## [EXERCISE GOAL]
Identify the lines that contain the string "在农村小学课程教学中" and report only how many there are.

[Dataset entries]
>> BEGIN
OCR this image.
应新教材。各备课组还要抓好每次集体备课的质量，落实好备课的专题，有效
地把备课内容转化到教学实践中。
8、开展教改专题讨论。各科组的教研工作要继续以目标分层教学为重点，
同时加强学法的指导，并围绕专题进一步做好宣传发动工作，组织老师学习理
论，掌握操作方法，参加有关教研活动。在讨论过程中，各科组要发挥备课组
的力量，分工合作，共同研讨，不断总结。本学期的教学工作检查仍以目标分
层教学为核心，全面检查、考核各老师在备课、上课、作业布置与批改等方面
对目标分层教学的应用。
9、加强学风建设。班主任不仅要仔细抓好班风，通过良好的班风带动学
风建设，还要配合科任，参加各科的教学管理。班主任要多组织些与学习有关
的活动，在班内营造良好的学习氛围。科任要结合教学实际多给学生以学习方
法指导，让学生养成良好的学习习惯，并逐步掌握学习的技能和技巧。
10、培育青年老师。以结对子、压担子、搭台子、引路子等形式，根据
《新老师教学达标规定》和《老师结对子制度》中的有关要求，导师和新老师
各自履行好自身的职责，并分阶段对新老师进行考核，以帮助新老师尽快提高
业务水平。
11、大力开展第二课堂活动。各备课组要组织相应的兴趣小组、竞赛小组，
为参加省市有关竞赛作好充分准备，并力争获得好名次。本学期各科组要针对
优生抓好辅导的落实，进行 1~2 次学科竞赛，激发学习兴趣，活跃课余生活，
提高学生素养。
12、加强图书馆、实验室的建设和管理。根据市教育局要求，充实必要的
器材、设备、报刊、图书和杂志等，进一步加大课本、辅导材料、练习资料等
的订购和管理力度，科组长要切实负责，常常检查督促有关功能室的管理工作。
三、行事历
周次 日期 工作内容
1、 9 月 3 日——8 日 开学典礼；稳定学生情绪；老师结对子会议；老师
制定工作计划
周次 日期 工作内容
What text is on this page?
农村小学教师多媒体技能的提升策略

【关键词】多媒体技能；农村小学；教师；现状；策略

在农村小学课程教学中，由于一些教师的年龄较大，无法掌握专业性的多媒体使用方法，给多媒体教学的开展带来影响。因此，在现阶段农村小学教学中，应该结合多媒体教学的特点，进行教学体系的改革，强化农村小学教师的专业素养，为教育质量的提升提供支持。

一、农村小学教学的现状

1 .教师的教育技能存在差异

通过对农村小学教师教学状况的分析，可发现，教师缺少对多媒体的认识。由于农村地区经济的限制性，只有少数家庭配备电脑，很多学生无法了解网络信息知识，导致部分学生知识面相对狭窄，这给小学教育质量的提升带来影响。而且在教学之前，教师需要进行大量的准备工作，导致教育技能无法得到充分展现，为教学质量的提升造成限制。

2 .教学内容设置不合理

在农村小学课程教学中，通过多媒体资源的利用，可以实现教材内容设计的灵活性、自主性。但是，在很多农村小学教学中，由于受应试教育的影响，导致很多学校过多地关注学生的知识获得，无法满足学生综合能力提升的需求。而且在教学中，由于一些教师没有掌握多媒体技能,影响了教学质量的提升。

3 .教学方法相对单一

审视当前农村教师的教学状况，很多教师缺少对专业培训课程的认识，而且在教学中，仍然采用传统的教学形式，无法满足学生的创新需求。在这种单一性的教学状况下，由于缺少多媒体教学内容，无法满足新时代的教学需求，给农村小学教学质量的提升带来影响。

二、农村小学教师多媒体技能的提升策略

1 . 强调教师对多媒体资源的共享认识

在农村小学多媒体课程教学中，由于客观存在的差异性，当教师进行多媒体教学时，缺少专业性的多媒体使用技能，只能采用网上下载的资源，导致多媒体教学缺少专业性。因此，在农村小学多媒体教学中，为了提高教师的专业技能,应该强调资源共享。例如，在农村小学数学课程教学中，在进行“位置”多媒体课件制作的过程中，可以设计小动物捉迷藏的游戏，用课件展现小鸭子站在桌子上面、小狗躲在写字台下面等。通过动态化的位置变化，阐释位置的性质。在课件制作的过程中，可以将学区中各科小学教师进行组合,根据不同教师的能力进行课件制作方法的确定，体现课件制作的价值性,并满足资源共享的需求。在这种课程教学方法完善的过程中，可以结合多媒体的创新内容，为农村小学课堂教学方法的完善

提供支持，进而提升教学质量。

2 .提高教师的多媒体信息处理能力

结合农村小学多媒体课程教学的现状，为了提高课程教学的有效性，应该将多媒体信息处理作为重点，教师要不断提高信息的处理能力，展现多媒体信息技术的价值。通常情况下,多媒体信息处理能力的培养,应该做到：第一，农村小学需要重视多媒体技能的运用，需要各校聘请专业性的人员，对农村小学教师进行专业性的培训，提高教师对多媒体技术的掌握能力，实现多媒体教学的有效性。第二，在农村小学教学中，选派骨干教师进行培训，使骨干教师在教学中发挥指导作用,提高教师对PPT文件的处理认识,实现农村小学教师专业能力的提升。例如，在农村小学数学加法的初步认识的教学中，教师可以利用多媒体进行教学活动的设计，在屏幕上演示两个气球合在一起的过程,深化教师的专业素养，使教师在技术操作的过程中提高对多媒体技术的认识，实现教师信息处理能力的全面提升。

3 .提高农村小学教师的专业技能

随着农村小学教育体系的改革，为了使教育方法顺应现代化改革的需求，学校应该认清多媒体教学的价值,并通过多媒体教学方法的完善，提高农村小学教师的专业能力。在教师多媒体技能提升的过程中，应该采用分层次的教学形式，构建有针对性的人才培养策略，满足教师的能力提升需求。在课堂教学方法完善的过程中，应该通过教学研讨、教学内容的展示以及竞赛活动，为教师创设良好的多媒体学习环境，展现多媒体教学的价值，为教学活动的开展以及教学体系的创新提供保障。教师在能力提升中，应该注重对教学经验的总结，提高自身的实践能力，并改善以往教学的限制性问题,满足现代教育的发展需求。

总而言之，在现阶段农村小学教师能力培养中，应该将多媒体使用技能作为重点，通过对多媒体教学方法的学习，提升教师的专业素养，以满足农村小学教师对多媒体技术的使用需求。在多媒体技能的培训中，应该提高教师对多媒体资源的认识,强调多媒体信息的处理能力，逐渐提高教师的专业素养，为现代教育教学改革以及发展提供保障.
>> END
## [THE OUTPUT]
2